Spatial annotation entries
>> begin
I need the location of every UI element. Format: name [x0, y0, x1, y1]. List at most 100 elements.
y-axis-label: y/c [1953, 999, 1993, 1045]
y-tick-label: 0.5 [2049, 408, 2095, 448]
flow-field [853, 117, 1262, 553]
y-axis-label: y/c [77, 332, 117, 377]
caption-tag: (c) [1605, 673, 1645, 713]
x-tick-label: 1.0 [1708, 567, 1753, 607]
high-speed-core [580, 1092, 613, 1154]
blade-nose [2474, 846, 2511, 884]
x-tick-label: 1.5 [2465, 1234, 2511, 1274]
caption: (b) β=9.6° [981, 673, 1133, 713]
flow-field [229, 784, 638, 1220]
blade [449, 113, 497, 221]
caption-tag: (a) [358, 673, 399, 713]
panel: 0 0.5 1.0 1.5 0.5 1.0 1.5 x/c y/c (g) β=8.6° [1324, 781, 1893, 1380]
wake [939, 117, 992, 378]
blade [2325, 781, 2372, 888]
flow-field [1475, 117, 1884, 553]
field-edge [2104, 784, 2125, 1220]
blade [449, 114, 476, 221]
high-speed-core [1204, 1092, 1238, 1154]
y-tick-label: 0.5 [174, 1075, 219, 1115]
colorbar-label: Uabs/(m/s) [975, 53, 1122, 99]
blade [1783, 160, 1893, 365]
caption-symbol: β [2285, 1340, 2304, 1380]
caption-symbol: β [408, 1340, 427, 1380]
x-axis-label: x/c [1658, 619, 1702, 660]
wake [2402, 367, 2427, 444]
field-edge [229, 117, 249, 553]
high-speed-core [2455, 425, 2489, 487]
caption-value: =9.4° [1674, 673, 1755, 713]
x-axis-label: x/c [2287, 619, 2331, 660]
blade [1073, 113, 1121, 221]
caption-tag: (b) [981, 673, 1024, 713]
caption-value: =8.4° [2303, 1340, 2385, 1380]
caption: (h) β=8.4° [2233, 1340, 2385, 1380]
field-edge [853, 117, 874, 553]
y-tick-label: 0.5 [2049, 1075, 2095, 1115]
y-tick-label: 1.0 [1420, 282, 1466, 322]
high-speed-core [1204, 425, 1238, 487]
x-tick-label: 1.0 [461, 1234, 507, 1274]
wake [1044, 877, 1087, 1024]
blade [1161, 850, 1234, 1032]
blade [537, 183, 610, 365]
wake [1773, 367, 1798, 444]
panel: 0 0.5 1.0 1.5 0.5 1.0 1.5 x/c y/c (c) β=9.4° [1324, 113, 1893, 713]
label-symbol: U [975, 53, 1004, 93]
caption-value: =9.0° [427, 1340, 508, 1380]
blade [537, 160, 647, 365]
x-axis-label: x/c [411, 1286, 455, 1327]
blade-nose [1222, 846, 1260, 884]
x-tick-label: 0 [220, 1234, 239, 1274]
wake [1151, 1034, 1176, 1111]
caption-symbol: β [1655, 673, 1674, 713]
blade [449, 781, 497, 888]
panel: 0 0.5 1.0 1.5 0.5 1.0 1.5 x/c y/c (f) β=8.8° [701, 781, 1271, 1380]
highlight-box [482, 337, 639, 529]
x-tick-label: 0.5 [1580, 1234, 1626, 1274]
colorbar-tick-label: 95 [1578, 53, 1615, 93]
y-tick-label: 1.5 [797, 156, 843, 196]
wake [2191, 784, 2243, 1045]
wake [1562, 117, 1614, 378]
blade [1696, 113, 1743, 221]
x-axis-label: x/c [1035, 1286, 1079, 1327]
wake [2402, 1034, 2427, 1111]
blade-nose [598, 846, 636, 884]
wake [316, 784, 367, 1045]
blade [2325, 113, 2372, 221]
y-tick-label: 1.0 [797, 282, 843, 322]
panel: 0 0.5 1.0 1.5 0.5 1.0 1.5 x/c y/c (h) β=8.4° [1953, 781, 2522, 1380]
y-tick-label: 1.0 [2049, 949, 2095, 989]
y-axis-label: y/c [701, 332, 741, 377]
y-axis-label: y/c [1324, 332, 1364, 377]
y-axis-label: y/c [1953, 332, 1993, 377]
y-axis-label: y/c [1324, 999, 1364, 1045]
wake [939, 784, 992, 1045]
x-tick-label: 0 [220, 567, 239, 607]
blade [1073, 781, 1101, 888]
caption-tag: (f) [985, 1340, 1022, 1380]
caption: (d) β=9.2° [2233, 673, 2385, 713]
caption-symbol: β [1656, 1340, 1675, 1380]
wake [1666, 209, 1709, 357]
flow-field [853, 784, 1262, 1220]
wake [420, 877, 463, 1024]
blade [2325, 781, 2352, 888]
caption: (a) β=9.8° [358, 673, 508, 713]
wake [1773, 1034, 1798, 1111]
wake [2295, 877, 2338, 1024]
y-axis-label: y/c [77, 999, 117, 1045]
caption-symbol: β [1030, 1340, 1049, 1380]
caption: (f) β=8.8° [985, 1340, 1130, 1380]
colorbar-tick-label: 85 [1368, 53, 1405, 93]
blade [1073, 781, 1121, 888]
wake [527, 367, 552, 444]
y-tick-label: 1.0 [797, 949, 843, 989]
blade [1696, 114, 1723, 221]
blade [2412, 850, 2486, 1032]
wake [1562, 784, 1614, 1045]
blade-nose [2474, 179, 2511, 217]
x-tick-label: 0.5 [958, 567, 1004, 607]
>> end
- _THE PROBLEM_
Could you put every line of the material above into a Markdown table with the columns "No." and "Entry", numbering the rows and leaving out any blank lines?

- _WRITTEN SOLUTION_
| No. | Entry |
|---|---|
| 1 | I need the location of every UI element. Format: name [x0, y0, x1, y1]. List at most 100 elements. |
| 2 | y-axis-label: y/c [1953, 999, 1993, 1045] |
| 3 | y-tick-label: 0.5 [2049, 408, 2095, 448] |
| 4 | flow-field [853, 117, 1262, 553] |
| 5 | y-axis-label: y/c [77, 332, 117, 377] |
| 6 | caption-tag: (c) [1605, 673, 1645, 713] |
| 7 | x-tick-label: 1.0 [1708, 567, 1753, 607] |
| 8 | high-speed-core [580, 1092, 613, 1154] |
| 9 | blade-nose [2474, 846, 2511, 884] |
| 10 | x-tick-label: 1.5 [2465, 1234, 2511, 1274] |
| 11 | caption: (b) β=9.6° [981, 673, 1133, 713] |
| 12 | flow-field [229, 784, 638, 1220] |
| 13 | blade [449, 113, 497, 221] |
| 14 | caption-tag: (a) [358, 673, 399, 713] |
| 15 | panel: 0 0.5 1.0 1.5 0.5 1.0 1.5 x/c y/c (g) β=8.6° [1324, 781, 1893, 1380] |
| 16 | wake [939, 117, 992, 378] |
| 17 | blade [2325, 781, 2372, 888] |
| 18 | flow-field [1475, 117, 1884, 553] |
| 19 | field-edge [2104, 784, 2125, 1220] |
| 20 | blade [449, 114, 476, 221] |
| 21 | high-speed-core [1204, 1092, 1238, 1154] |
| 22 | y-tick-label: 0.5 [174, 1075, 219, 1115] |
| 23 | colorbar-label: Uabs/(m/s) [975, 53, 1122, 99] |
| 24 | blade [1783, 160, 1893, 365] |
| 25 | caption-symbol: β [2285, 1340, 2304, 1380] |
| 26 | caption-symbol: β [408, 1340, 427, 1380] |
| 27 | x-axis-label: x/c [1658, 619, 1702, 660] |
| 28 | wake [2402, 367, 2427, 444] |
| 29 | field-edge [229, 117, 249, 553] |
| 30 | high-speed-core [2455, 425, 2489, 487] |
| 31 | caption-value: =9.4° [1674, 673, 1755, 713] |
| 32 | x-axis-label: x/c [2287, 619, 2331, 660] |
| 33 | blade [1073, 113, 1121, 221] |
| 34 | caption-tag: (b) [981, 673, 1024, 713] |
| 35 | caption-value: =8.4° [2303, 1340, 2385, 1380] |
| 36 | caption: (h) β=8.4° [2233, 1340, 2385, 1380] |
| 37 | field-edge [853, 117, 874, 553] |
| 38 | y-tick-label: 0.5 [2049, 1075, 2095, 1115] |
| 39 | y-tick-label: 1.0 [1420, 282, 1466, 322] |
| 40 | high-speed-core [1204, 425, 1238, 487] |
| 41 | x-tick-label: 1.0 [461, 1234, 507, 1274] |
| 42 | wake [1044, 877, 1087, 1024] |
| 43 | blade [1161, 850, 1234, 1032] |
| 44 | blade [537, 183, 610, 365] |
| 45 | wake [1773, 367, 1798, 444] |
| 46 | panel: 0 0.5 1.0 1.5 0.5 1.0 1.5 x/c y/c (c) β=9.4° [1324, 113, 1893, 713] |
| 47 | label-symbol: U [975, 53, 1004, 93] |
| 48 | caption-value: =9.0° [427, 1340, 508, 1380] |
| 49 | blade [537, 160, 647, 365] |
| 50 | x-axis-label: x/c [411, 1286, 455, 1327] |
| 51 | blade-nose [1222, 846, 1260, 884] |
| 52 | x-tick-label: 0 [220, 1234, 239, 1274] |
| 53 | wake [1151, 1034, 1176, 1111] |
| 54 | caption-symbol: β [1655, 673, 1674, 713] |
| 55 | blade [449, 781, 497, 888] |
| 56 | panel: 0 0.5 1.0 1.5 0.5 1.0 1.5 x/c y/c (f) β=8.8° [701, 781, 1271, 1380] |
| 57 | highlight-box [482, 337, 639, 529] |
| 58 | x-tick-label: 0.5 [1580, 1234, 1626, 1274] |
| 59 | colorbar-tick-label: 95 [1578, 53, 1615, 93] |
| 60 | y-tick-label: 1.5 [797, 156, 843, 196] |
| 61 | wake [2191, 784, 2243, 1045] |
| 62 | wake [1562, 117, 1614, 378] |
| 63 | blade [1696, 113, 1743, 221] |
| 64 | x-axis-label: x/c [1035, 1286, 1079, 1327] |
| 65 | wake [2402, 1034, 2427, 1111] |
| 66 | blade-nose [598, 846, 636, 884] |
| 67 | wake [316, 784, 367, 1045] |
| 68 | blade [2325, 113, 2372, 221] |
| 69 | y-tick-label: 1.0 [797, 282, 843, 322] |
| 70 | panel: 0 0.5 1.0 1.5 0.5 1.0 1.5 x/c y/c (h) β=8.4° [1953, 781, 2522, 1380] |
| 71 | y-tick-label: 1.0 [2049, 949, 2095, 989] |
| 72 | y-axis-label: y/c [701, 332, 741, 377] |
| 73 | y-axis-label: y/c [1324, 332, 1364, 377] |
| 74 | y-axis-label: y/c [1953, 332, 1993, 377] |
| 75 | y-axis-label: y/c [1324, 999, 1364, 1045] |
| 76 | wake [939, 784, 992, 1045] |
| 77 | x-tick-label: 0 [220, 567, 239, 607] |
| 78 | blade [1073, 781, 1101, 888] |
| 79 | caption-tag: (f) [985, 1340, 1022, 1380] |
| 80 | caption: (d) β=9.2° [2233, 673, 2385, 713] |
| 81 | caption-symbol: β [1656, 1340, 1675, 1380] |
| 82 | wake [1666, 209, 1709, 357] |
| 83 | flow-field [853, 784, 1262, 1220] |
| 84 | wake [420, 877, 463, 1024] |
| 85 | blade [2325, 781, 2352, 888] |
| 86 | caption: (a) β=9.8° [358, 673, 508, 713] |
| 87 | wake [1773, 1034, 1798, 1111] |
| 88 | wake [2295, 877, 2338, 1024] |
| 89 | y-axis-label: y/c [77, 999, 117, 1045] |
| 90 | caption-symbol: β [1030, 1340, 1049, 1380] |
| 91 | caption: (f) β=8.8° [985, 1340, 1130, 1380] |
| 92 | colorbar-tick-label: 85 [1368, 53, 1405, 93] |
| 93 | blade [1073, 781, 1121, 888] |
| 94 | wake [527, 367, 552, 444] |
| 95 | y-tick-label: 1.0 [797, 949, 843, 989] |
| 96 | blade [1696, 114, 1723, 221] |
| 97 | blade [2412, 850, 2486, 1032] |
| 98 | wake [1562, 784, 1614, 1045] |
| 99 | blade-nose [2474, 179, 2511, 217] |
| 100 | x-tick-label: 0.5 [958, 567, 1004, 607] |